===== Dataset

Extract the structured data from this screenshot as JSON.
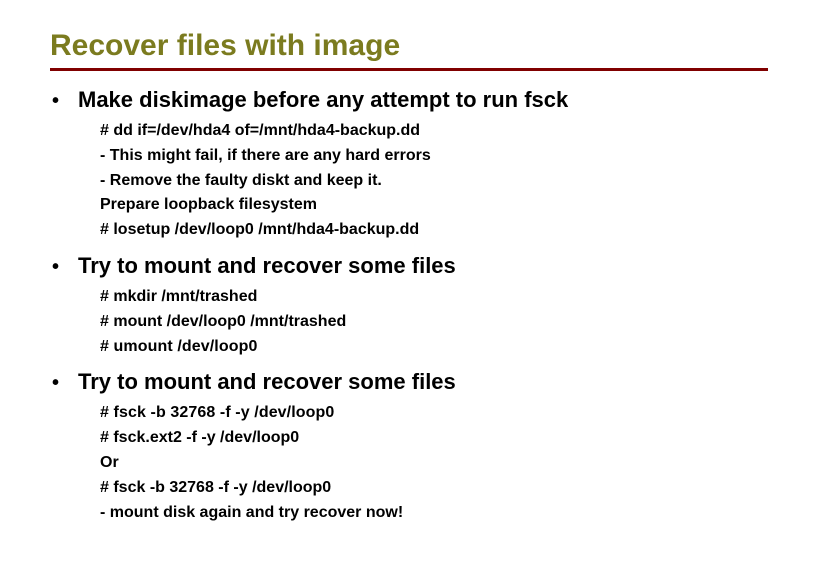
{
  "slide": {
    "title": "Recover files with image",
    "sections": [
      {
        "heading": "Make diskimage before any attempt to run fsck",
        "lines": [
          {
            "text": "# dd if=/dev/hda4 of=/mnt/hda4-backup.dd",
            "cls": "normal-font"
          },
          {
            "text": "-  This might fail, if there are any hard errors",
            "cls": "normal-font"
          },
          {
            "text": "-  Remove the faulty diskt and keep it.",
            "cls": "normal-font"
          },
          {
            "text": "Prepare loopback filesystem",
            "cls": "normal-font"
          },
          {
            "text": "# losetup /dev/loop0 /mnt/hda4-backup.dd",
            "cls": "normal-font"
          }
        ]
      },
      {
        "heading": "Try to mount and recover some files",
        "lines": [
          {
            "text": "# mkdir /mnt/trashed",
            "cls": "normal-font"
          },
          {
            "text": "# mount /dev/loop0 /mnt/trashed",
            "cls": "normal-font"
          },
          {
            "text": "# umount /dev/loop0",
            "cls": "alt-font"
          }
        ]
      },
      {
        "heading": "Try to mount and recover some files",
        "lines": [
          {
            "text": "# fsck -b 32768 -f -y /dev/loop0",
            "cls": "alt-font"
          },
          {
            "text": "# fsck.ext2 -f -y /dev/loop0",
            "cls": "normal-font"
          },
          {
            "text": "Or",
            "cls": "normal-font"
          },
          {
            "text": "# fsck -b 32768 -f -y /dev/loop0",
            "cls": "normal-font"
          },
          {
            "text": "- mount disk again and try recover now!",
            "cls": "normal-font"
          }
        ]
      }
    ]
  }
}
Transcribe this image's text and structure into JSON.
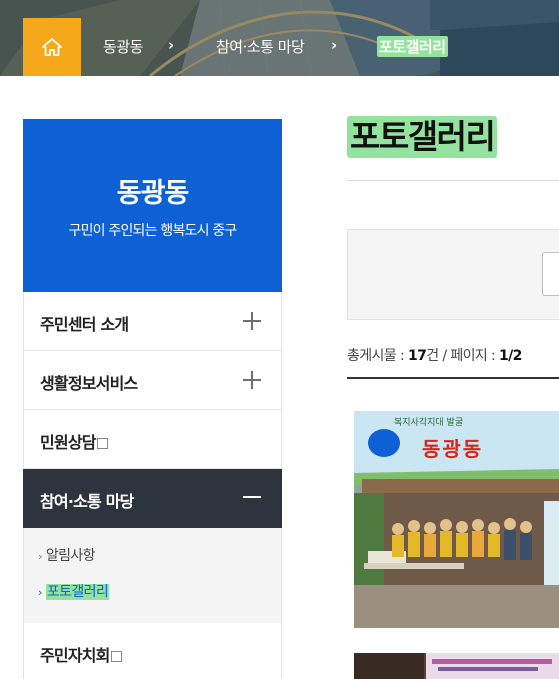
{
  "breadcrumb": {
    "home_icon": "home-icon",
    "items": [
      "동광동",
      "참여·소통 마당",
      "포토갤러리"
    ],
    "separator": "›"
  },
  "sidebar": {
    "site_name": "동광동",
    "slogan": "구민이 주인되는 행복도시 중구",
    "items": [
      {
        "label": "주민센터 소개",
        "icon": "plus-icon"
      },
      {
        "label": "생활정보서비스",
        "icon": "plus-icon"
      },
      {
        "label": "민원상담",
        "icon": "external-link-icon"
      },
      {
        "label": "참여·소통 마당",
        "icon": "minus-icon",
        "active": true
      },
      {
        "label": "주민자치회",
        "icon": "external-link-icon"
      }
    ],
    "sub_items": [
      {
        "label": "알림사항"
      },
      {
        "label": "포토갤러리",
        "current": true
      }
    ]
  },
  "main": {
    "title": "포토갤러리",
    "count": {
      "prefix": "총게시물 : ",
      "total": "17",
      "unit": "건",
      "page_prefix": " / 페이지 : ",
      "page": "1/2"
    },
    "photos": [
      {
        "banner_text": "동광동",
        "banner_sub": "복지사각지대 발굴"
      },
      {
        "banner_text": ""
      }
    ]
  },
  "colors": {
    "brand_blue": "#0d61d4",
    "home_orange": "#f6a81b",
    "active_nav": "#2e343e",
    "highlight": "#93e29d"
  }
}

==========
===== Dataset

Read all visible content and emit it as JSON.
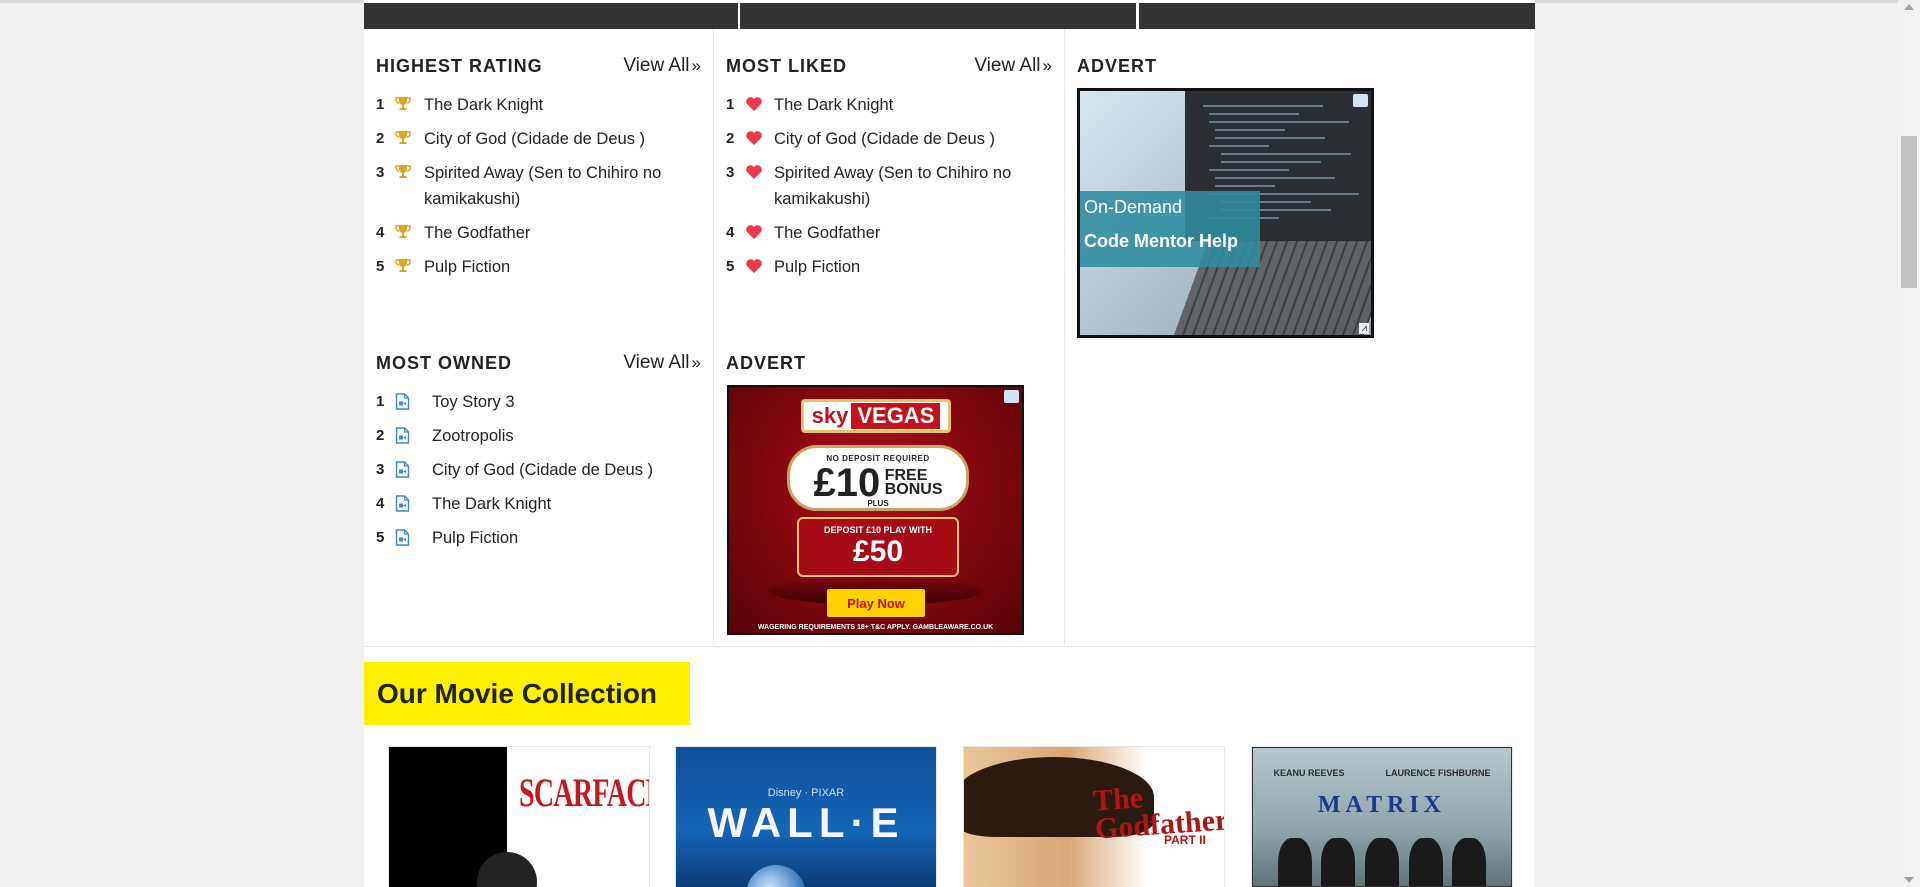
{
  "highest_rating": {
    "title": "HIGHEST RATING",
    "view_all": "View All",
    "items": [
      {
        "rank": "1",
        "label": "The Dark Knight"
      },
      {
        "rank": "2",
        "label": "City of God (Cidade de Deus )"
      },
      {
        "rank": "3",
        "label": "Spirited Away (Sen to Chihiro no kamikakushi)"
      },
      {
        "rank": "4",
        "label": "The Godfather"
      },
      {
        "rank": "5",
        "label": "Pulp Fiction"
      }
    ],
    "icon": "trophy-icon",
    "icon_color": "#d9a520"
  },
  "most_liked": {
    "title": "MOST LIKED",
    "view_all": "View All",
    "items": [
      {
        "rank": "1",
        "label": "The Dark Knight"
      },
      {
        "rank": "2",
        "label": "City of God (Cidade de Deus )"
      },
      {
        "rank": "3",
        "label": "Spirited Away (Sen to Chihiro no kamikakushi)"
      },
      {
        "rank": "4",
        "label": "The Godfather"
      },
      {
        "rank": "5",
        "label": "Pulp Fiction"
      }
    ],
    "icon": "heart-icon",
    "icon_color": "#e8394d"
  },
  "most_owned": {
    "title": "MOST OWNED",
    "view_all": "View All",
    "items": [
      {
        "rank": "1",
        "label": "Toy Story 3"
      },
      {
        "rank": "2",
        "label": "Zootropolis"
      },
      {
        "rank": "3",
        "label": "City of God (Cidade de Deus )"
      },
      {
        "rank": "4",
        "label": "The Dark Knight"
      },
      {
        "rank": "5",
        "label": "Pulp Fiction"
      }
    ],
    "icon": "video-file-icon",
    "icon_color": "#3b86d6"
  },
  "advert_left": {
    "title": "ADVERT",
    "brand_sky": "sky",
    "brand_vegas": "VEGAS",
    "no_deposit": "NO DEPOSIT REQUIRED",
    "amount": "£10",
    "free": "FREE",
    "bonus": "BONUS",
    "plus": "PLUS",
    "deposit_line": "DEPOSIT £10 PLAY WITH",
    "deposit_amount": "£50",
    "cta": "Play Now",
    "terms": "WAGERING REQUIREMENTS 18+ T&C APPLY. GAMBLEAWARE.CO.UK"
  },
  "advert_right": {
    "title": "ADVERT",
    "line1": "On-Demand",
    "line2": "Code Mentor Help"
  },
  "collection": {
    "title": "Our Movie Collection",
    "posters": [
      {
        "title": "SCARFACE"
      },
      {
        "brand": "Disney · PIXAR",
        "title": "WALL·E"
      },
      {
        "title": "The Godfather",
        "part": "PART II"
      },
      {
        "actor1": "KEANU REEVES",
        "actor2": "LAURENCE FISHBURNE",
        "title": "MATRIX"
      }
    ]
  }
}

==========
===== Dataset

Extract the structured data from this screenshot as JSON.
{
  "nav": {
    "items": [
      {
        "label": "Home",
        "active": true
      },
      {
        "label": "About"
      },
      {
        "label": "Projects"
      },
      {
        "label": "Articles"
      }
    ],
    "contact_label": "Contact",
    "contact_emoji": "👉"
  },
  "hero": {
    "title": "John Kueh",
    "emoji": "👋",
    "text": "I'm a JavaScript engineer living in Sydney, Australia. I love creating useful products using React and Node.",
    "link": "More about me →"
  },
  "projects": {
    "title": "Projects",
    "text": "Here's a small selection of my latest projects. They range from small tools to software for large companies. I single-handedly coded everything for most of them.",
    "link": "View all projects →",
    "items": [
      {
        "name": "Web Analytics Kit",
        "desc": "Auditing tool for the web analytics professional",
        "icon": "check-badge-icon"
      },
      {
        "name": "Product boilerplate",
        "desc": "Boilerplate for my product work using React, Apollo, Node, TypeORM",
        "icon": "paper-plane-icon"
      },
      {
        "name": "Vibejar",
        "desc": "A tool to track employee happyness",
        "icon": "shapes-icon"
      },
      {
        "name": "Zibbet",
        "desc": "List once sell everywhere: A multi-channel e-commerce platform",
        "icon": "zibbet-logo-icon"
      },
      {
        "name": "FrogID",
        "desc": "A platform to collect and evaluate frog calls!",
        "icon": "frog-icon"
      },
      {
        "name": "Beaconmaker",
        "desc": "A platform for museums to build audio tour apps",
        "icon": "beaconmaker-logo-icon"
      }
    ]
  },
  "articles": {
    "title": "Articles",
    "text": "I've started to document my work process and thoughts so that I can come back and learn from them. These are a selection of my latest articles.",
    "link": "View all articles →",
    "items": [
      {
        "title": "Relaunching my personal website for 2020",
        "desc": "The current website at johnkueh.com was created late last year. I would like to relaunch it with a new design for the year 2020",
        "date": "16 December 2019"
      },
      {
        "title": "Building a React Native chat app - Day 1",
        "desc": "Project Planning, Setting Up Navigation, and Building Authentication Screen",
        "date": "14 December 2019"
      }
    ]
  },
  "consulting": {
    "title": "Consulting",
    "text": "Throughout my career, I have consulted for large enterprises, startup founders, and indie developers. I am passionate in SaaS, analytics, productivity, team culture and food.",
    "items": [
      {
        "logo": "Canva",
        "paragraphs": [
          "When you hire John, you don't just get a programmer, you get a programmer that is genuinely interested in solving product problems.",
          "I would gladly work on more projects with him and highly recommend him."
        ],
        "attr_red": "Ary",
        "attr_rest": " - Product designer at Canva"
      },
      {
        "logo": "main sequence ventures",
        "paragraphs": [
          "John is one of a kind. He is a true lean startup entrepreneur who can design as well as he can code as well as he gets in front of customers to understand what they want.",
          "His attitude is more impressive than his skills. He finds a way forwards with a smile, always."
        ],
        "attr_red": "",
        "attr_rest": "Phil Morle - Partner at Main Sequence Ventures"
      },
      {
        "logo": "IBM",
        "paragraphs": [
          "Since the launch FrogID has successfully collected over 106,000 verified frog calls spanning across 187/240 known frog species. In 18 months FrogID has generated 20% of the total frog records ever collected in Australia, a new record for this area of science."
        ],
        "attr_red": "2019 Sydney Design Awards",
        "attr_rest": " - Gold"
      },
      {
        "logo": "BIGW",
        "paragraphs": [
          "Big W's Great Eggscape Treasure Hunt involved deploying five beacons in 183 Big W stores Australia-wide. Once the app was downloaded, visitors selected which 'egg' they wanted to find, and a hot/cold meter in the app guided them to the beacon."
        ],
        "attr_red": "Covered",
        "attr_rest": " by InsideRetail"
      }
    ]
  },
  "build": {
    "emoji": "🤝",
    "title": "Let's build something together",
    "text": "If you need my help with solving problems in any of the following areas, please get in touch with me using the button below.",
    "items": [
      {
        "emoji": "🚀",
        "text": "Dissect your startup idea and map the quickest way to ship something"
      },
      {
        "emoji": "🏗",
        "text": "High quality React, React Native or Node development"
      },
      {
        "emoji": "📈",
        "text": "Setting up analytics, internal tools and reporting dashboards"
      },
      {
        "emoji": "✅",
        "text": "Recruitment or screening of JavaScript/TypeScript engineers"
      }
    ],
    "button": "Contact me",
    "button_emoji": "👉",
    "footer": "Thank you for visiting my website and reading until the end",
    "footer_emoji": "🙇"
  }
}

==========

Check each line of the data above for the string "startup" and report only how many lines have it.

3